Chart and figure data
- - - - - - -

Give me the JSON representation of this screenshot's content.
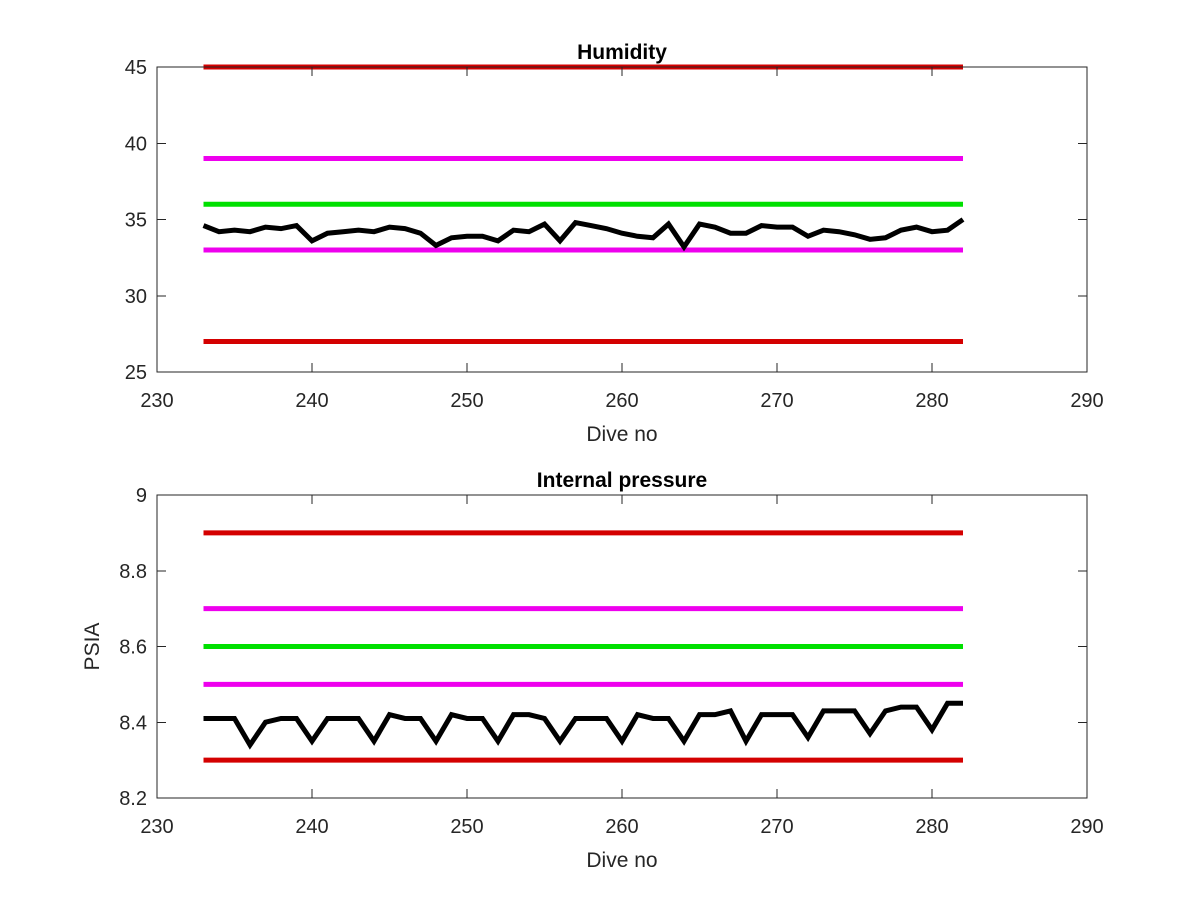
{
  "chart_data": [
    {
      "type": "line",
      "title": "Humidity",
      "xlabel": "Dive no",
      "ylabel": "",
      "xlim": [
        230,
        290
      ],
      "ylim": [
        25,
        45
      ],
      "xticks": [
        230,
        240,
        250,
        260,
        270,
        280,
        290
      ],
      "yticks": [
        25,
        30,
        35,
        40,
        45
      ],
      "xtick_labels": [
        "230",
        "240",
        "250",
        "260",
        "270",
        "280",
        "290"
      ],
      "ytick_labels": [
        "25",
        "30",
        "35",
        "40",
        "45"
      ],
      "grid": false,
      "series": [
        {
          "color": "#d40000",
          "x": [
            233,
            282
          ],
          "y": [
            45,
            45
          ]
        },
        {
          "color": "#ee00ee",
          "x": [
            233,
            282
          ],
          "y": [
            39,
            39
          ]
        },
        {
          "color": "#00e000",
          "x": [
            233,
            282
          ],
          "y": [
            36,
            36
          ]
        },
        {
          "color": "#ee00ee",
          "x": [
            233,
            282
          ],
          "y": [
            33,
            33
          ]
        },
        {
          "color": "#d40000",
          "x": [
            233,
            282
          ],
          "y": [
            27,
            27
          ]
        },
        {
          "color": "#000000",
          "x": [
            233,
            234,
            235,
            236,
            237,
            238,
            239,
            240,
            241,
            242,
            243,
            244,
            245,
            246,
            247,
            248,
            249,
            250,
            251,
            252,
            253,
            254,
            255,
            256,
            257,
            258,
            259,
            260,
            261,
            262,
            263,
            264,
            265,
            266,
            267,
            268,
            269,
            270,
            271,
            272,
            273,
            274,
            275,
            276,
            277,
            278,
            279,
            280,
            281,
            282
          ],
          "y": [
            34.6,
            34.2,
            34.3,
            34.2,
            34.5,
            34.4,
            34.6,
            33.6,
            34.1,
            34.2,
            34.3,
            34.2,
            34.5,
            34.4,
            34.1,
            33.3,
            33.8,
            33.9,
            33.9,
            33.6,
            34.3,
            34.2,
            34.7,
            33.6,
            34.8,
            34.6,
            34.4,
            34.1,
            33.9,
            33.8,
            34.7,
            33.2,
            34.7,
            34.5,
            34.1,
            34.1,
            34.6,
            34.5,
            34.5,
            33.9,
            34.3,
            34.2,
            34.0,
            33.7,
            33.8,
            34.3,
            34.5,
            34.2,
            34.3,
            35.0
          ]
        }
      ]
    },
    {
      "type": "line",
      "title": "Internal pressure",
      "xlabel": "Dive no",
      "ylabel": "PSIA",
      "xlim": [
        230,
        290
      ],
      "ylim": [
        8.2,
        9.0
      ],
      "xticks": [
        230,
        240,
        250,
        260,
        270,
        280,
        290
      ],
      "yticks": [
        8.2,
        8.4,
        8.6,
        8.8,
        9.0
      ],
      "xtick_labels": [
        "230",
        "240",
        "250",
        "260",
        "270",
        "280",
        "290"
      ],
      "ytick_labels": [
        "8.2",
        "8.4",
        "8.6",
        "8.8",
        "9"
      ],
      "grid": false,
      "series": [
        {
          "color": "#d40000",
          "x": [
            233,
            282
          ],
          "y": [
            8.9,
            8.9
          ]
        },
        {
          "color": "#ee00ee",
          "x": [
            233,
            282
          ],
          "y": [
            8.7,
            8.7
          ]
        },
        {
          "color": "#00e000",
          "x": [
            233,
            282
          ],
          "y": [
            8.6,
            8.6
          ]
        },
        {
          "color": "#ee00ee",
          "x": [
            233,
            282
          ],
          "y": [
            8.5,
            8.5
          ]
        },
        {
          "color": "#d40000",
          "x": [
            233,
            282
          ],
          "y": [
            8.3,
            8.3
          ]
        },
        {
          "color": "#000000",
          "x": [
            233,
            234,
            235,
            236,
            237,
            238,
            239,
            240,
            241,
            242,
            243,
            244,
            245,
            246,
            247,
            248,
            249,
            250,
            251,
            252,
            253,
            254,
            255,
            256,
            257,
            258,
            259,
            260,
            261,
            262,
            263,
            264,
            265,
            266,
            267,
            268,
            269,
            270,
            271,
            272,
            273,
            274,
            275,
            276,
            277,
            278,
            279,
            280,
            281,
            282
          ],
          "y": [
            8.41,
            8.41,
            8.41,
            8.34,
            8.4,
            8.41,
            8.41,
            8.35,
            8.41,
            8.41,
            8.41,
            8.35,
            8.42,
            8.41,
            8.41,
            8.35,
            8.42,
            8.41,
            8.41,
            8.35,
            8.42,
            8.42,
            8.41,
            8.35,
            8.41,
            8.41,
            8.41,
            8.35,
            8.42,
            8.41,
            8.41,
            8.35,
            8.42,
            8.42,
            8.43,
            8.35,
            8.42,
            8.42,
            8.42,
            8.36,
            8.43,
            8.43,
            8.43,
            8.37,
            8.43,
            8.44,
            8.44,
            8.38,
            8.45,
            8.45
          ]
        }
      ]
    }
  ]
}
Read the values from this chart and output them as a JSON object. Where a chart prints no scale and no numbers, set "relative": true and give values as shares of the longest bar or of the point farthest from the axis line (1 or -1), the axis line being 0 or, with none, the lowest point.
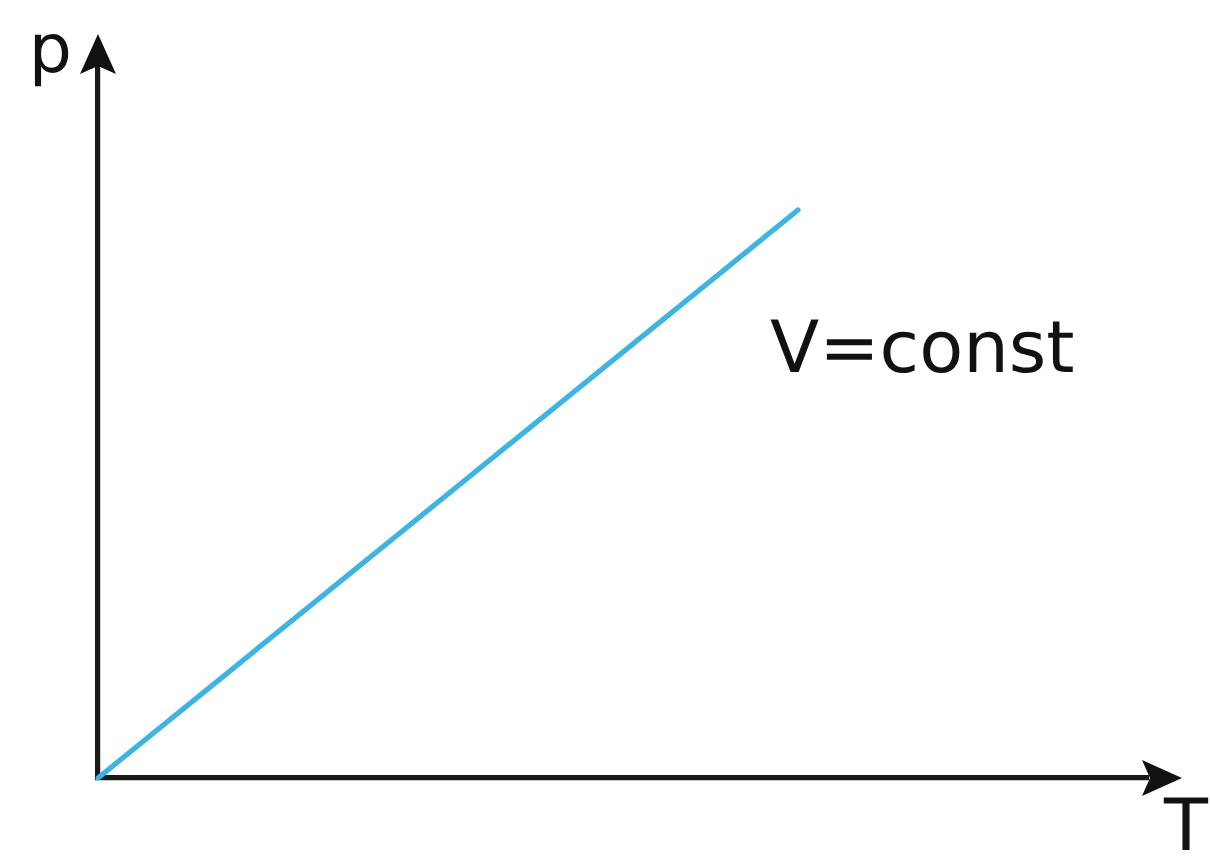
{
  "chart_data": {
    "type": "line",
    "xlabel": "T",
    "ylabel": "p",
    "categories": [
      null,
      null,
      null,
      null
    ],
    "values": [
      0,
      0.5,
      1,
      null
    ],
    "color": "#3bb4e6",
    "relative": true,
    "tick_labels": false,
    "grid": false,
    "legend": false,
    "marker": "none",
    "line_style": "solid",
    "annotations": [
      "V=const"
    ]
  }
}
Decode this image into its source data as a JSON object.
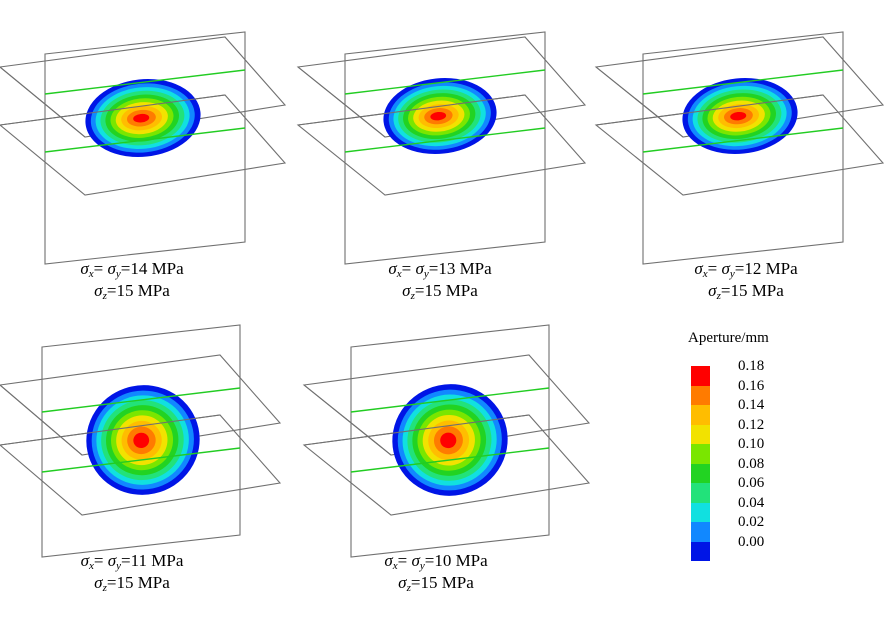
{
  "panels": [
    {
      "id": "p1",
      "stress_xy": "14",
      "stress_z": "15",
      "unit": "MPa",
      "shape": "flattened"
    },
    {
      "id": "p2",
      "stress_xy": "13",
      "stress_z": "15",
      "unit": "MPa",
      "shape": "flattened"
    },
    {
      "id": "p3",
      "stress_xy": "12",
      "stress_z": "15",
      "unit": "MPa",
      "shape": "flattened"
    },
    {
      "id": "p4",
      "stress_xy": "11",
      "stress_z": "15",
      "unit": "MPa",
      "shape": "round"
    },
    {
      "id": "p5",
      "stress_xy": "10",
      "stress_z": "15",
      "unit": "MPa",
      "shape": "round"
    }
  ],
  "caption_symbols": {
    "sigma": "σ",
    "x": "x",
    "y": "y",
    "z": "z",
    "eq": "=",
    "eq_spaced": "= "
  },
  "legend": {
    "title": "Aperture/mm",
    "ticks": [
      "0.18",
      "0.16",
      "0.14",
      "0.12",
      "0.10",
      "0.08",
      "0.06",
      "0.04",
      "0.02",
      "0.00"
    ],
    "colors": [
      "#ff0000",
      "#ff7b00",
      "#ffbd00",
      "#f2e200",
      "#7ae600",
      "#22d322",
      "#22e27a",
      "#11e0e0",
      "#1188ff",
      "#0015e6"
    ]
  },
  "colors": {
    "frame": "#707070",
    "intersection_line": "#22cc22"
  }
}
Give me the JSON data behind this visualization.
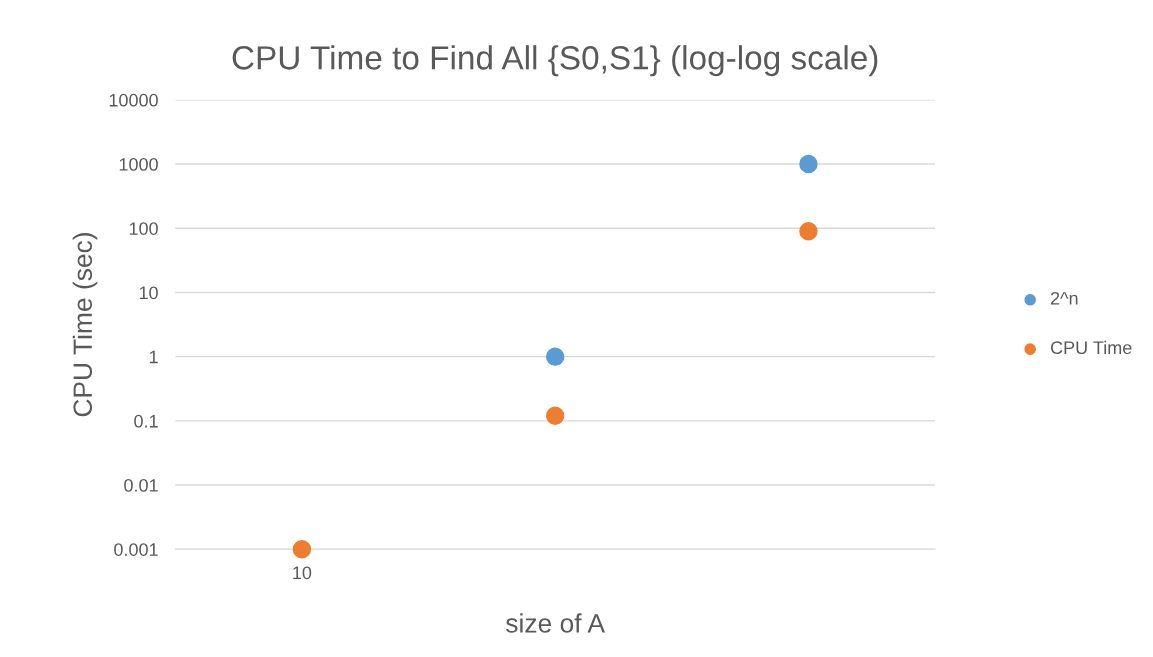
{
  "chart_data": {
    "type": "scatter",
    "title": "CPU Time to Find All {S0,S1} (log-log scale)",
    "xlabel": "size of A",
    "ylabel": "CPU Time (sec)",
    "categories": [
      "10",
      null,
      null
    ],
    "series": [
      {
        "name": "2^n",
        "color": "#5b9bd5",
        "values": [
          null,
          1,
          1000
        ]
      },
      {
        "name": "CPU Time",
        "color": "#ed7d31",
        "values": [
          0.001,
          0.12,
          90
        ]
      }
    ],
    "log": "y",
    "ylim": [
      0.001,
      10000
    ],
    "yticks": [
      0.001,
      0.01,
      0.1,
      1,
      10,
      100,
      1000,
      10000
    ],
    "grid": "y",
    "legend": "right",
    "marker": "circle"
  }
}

- - - - - - -

TASK GOAL:
Each record above should come back exactly the same, only without its pictures.

SOLUTION:
Give me the JSON representation of this screenshot's content.
{
  "chart_data": [
    {
      "type": "line",
      "title": "Humidity",
      "xlabel": "Dive no",
      "ylabel": "",
      "xlim": [
        230,
        290
      ],
      "ylim": [
        25,
        45
      ],
      "xticks": [
        230,
        240,
        250,
        260,
        270,
        280,
        290
      ],
      "yticks": [
        25,
        30,
        35,
        40,
        45
      ],
      "xtick_labels": [
        "230",
        "240",
        "250",
        "260",
        "270",
        "280",
        "290"
      ],
      "ytick_labels": [
        "25",
        "30",
        "35",
        "40",
        "45"
      ],
      "grid": false,
      "series": [
        {
          "color": "#d40000",
          "x": [
            233,
            282
          ],
          "y": [
            45,
            45
          ]
        },
        {
          "color": "#ee00ee",
          "x": [
            233,
            282
          ],
          "y": [
            39,
            39
          ]
        },
        {
          "color": "#00e000",
          "x": [
            233,
            282
          ],
          "y": [
            36,
            36
          ]
        },
        {
          "color": "#ee00ee",
          "x": [
            233,
            282
          ],
          "y": [
            33,
            33
          ]
        },
        {
          "color": "#d40000",
          "x": [
            233,
            282
          ],
          "y": [
            27,
            27
          ]
        },
        {
          "color": "#000000",
          "x": [
            233,
            234,
            235,
            236,
            237,
            238,
            239,
            240,
            241,
            242,
            243,
            244,
            245,
            246,
            247,
            248,
            249,
            250,
            251,
            252,
            253,
            254,
            255,
            256,
            257,
            258,
            259,
            260,
            261,
            262,
            263,
            264,
            265,
            266,
            267,
            268,
            269,
            270,
            271,
            272,
            273,
            274,
            275,
            276,
            277,
            278,
            279,
            280,
            281,
            282
          ],
          "y": [
            34.6,
            34.2,
            34.3,
            34.2,
            34.5,
            34.4,
            34.6,
            33.6,
            34.1,
            34.2,
            34.3,
            34.2,
            34.5,
            34.4,
            34.1,
            33.3,
            33.8,
            33.9,
            33.9,
            33.6,
            34.3,
            34.2,
            34.7,
            33.6,
            34.8,
            34.6,
            34.4,
            34.1,
            33.9,
            33.8,
            34.7,
            33.2,
            34.7,
            34.5,
            34.1,
            34.1,
            34.6,
            34.5,
            34.5,
            33.9,
            34.3,
            34.2,
            34.0,
            33.7,
            33.8,
            34.3,
            34.5,
            34.2,
            34.3,
            35.0
          ]
        }
      ]
    },
    {
      "type": "line",
      "title": "Internal pressure",
      "xlabel": "Dive no",
      "ylabel": "PSIA",
      "xlim": [
        230,
        290
      ],
      "ylim": [
        8.2,
        9.0
      ],
      "xticks": [
        230,
        240,
        250,
        260,
        270,
        280,
        290
      ],
      "yticks": [
        8.2,
        8.4,
        8.6,
        8.8,
        9.0
      ],
      "xtick_labels": [
        "230",
        "240",
        "250",
        "260",
        "270",
        "280",
        "290"
      ],
      "ytick_labels": [
        "8.2",
        "8.4",
        "8.6",
        "8.8",
        "9"
      ],
      "grid": false,
      "series": [
        {
          "color": "#d40000",
          "x": [
            233,
            282
          ],
          "y": [
            8.9,
            8.9
          ]
        },
        {
          "color": "#ee00ee",
          "x": [
            233,
            282
          ],
          "y": [
            8.7,
            8.7
          ]
        },
        {
          "color": "#00e000",
          "x": [
            233,
            282
          ],
          "y": [
            8.6,
            8.6
          ]
        },
        {
          "color": "#ee00ee",
          "x": [
            233,
            282
          ],
          "y": [
            8.5,
            8.5
          ]
        },
        {
          "color": "#d40000",
          "x": [
            233,
            282
          ],
          "y": [
            8.3,
            8.3
          ]
        },
        {
          "color": "#000000",
          "x": [
            233,
            234,
            235,
            236,
            237,
            238,
            239,
            240,
            241,
            242,
            243,
            244,
            245,
            246,
            247,
            248,
            249,
            250,
            251,
            252,
            253,
            254,
            255,
            256,
            257,
            258,
            259,
            260,
            261,
            262,
            263,
            264,
            265,
            266,
            267,
            268,
            269,
            270,
            271,
            272,
            273,
            274,
            275,
            276,
            277,
            278,
            279,
            280,
            281,
            282
          ],
          "y": [
            8.41,
            8.41,
            8.41,
            8.34,
            8.4,
            8.41,
            8.41,
            8.35,
            8.41,
            8.41,
            8.41,
            8.35,
            8.42,
            8.41,
            8.41,
            8.35,
            8.42,
            8.41,
            8.41,
            8.35,
            8.42,
            8.42,
            8.41,
            8.35,
            8.41,
            8.41,
            8.41,
            8.35,
            8.42,
            8.41,
            8.41,
            8.35,
            8.42,
            8.42,
            8.43,
            8.35,
            8.42,
            8.42,
            8.42,
            8.36,
            8.43,
            8.43,
            8.43,
            8.37,
            8.43,
            8.44,
            8.44,
            8.38,
            8.45,
            8.45
          ]
        }
      ]
    }
  ]
}
Read the values from this chart and output them as a JSON object. Where a chart prints no scale and no numbers, set "relative": true and give values as shares of the longest bar or of the point farthest from the axis line (1 or -1), the axis line being 0 or, with none, the lowest point.
{
  "chart_data": {
    "type": "line",
    "xlabel": "T",
    "ylabel": "p",
    "categories": [
      null,
      null,
      null,
      null
    ],
    "values": [
      0,
      0.5,
      1,
      null
    ],
    "color": "#3bb4e6",
    "relative": true,
    "tick_labels": false,
    "grid": false,
    "legend": false,
    "marker": "none",
    "line_style": "solid",
    "annotations": [
      "V=const"
    ]
  }
}
Decode this image into its source data as a JSON object.
{
  "panels": [
    {
      "id": "p1",
      "stress_xy": "14",
      "stress_z": "15",
      "unit": "MPa",
      "shape": "flattened"
    },
    {
      "id": "p2",
      "stress_xy": "13",
      "stress_z": "15",
      "unit": "MPa",
      "shape": "flattened"
    },
    {
      "id": "p3",
      "stress_xy": "12",
      "stress_z": "15",
      "unit": "MPa",
      "shape": "flattened"
    },
    {
      "id": "p4",
      "stress_xy": "11",
      "stress_z": "15",
      "unit": "MPa",
      "shape": "round"
    },
    {
      "id": "p5",
      "stress_xy": "10",
      "stress_z": "15",
      "unit": "MPa",
      "shape": "round"
    }
  ],
  "caption_symbols": {
    "sigma": "σ",
    "x": "x",
    "y": "y",
    "z": "z",
    "eq": "=",
    "eq_spaced": "= "
  },
  "legend": {
    "title": "Aperture/mm",
    "ticks": [
      "0.18",
      "0.16",
      "0.14",
      "0.12",
      "0.10",
      "0.08",
      "0.06",
      "0.04",
      "0.02",
      "0.00"
    ],
    "colors": [
      "#ff0000",
      "#ff7b00",
      "#ffbd00",
      "#f2e200",
      "#7ae600",
      "#22d322",
      "#22e27a",
      "#11e0e0",
      "#1188ff",
      "#0015e6"
    ]
  },
  "colors": {
    "frame": "#707070",
    "intersection_line": "#22cc22"
  }
}
Give me the JSON data behind this visualization.
{
  "chart_data": {
    "type": "scatter",
    "title": "CPU Time to Find All {S0,S1} (log-log scale)",
    "xlabel": "size of A",
    "ylabel": "CPU Time (sec)",
    "categories": [
      "10",
      null,
      null
    ],
    "series": [
      {
        "name": "2^n",
        "color": "#5b9bd5",
        "values": [
          null,
          1,
          1000
        ]
      },
      {
        "name": "CPU Time",
        "color": "#ed7d31",
        "values": [
          0.001,
          0.12,
          90
        ]
      }
    ],
    "log": "y",
    "ylim": [
      0.001,
      10000
    ],
    "yticks": [
      0.001,
      0.01,
      0.1,
      1,
      10,
      100,
      1000,
      10000
    ],
    "grid": "y",
    "legend": "right",
    "marker": "circle"
  }
}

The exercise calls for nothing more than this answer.